Exercise directions - Pull out each line of the data that includes the word "만족되지".

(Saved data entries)
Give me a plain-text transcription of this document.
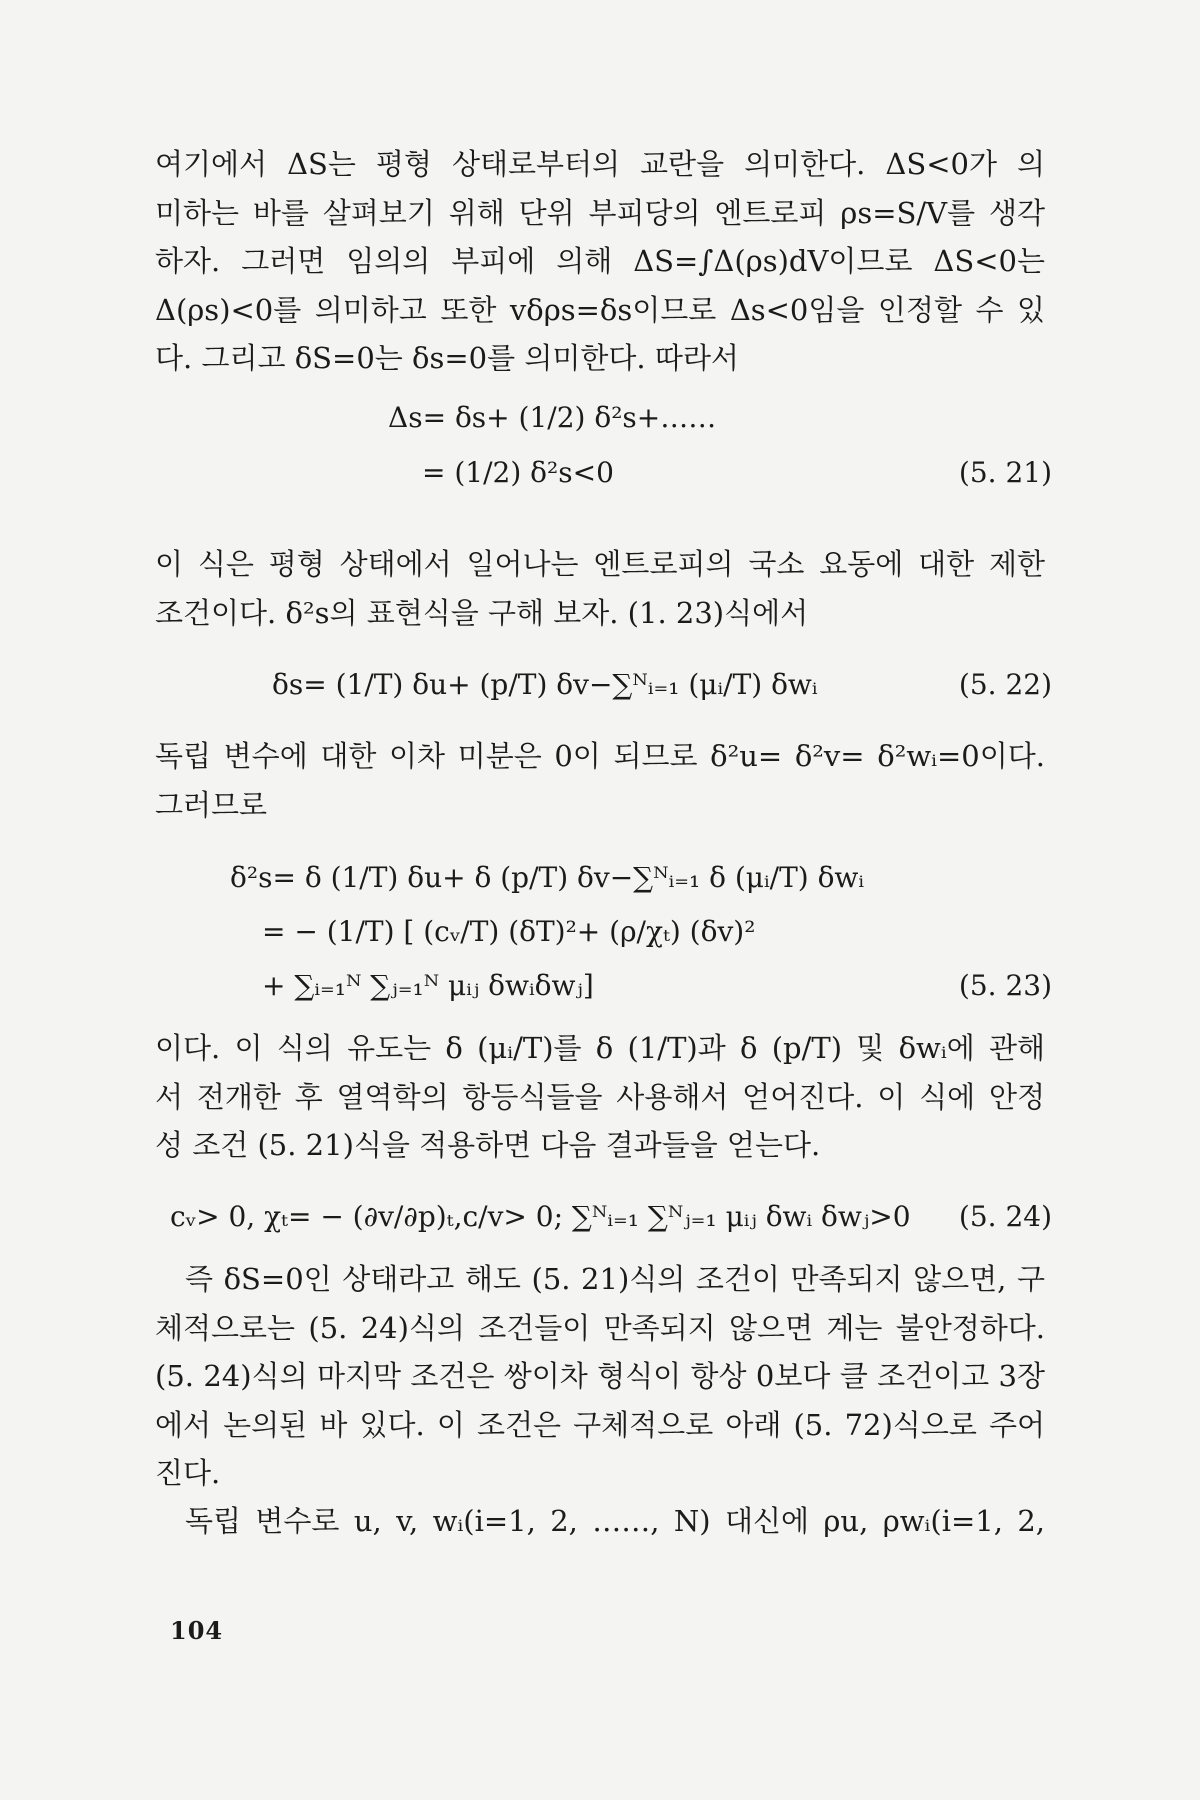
여기에서 ΔS는 평형 상태로부터의 교란을 의미한다. ΔS<0가 의
미하는 바를 살펴보기 위해 단위 부피당의 엔트로피 ρs=S/V를 생각
하자. 그러면 임의의 부피에 의해 ΔS=∫Δ(ρs)dV이므로 ΔS<0는
Δ(ρs)<0를 의미하고 또한 vδρs=δs이므로 Δs<0임을 인정할 수 있
다. 그리고 δS=0는 δs=0를 의미한다. 따라서
Δs= δs+ (1/2) δ²s+……
= (1/2) δ²s<0	(5. 21)
이 식은 평형 상태에서 일어나는 엔트로피의 국소 요동에 대한 제한
조건이다. δ²s의 표현식을 구해 보자. (1. 23)식에서
δs= (1/T) δu+ (p/T) δv−∑ᴺᵢ₌₁ (μᵢ/T) δwᵢ	(5. 22)
독립 변수에 대한 이차 미분은 0이 되므로 δ²u= δ²v= δ²wᵢ=0이다.
그러므로
δ²s= δ (1/T) δu+ δ (p/T) δv−∑ᴺᵢ₌₁ δ (μᵢ/T) δwᵢ
= − (1/T) [ (cᵥ/T) (δT)²+ (ρ/χₜ) (δv)²
+ ∑ᵢ₌₁ᴺ ∑ⱼ₌₁ᴺ μᵢⱼ δwᵢδwⱼ]	(5. 23)
이다. 이 식의 유도는 δ (μᵢ/T)를 δ (1/T)과 δ (p/T) 및 δwᵢ에 관해
서 전개한 후 열역학의 항등식들을 사용해서 얻어진다. 이 식에 안정
성 조건 (5. 21)식을 적용하면 다음 결과들을 얻는다.
cᵥ> 0, χₜ= − (∂v/∂p)ₜ,ᴄ/v> 0; ∑ᴺᵢ₌₁ ∑ᴺⱼ₌₁ μᵢⱼ δwᵢ δwⱼ>0 (5. 24)
즉 δS=0인 상태라고 해도 (5. 21)식의 조건이 만족되지 않으면, 구
체적으로는 (5. 24)식의 조건들이 만족되지 않으면 계는 불안정하다.
(5. 24)식의 마지막 조건은 쌍이차 형식이 항상 0보다 클 조건이고 3장
에서 논의된 바 있다. 이 조건은 구체적으로 아래 (5. 72)식으로 주어
진다.
독립 변수로 u, v, wᵢ(i=1, 2, ……, N) 대신에 ρu, ρwᵢ(i=1, 2,
104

Result for this exercise -
즉 δS=0인 상태라고 해도 (5. 21)식의 조건이 만족되지 않으면, 구
체적으로는 (5. 24)식의 조건들이 만족되지 않으면 계는 불안정하다.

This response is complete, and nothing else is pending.